The records below are to be repeated in full, exactly as they are.

--- BEGIN PROVIDED INFORMATION ---

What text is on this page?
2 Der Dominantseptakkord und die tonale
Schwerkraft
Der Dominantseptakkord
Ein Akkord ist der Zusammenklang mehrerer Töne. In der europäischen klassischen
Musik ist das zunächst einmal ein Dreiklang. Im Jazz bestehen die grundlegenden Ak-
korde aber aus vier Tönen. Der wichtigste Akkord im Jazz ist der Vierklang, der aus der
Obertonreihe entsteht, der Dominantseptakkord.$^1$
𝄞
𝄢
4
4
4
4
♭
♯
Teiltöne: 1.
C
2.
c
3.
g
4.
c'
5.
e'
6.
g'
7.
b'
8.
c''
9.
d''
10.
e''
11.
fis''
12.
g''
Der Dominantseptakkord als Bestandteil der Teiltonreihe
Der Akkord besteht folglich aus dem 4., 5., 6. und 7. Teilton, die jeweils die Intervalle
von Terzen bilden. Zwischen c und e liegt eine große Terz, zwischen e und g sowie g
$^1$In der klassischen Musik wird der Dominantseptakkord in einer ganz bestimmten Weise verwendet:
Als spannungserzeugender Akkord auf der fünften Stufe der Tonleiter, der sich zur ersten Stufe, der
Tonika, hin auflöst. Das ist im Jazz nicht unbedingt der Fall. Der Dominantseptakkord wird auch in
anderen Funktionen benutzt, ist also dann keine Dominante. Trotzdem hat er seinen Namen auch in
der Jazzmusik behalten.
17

--- END PROVIDED INFORMATION ---

[RESPONSE TO THE TASK]
What text is on this page?
2 Der Dominantseptakkord und die tonale
Schwerkraft
Der Dominantseptakkord
Ein Akkord ist der Zusammenklang mehrerer Töne. In der europäischen klassischen
Musik ist das zunächst einmal ein Dreiklang. Im Jazz bestehen die grundlegenden Ak-
korde aber aus vier Tönen. Der wichtigste Akkord im Jazz ist der Vierklang, der aus der
Obertonreihe entsteht, der Dominantseptakkord.$^1$
𝄞
𝄢
4
4
4
4
♭
♯
Teiltöne: 1.
C
2.
c
3.
g
4.
c'
5.
e'
6.
g'
7.
b'
8.
c''
9.
d''
10.
e''
11.
fis''
12.
g''
Der Dominantseptakkord als Bestandteil der Teiltonreihe
Der Akkord besteht folglich aus dem 4., 5., 6. und 7. Teilton, die jeweils die Intervalle
von Terzen bilden. Zwischen c und e liegt eine große Terz, zwischen e und g sowie g
$^1$In der klassischen Musik wird der Dominantseptakkord in einer ganz bestimmten Weise verwendet:
Als spannungserzeugender Akkord auf der fünften Stufe der Tonleiter, der sich zur ersten Stufe, der
Tonika, hin auflöst. Das ist im Jazz nicht unbedingt der Fall. Der Dominantseptakkord wird auch in
anderen Funktionen benutzt, ist also dann keine Dominante. Trotzdem hat er seinen Namen auch in
der Jazzmusik behalten.
17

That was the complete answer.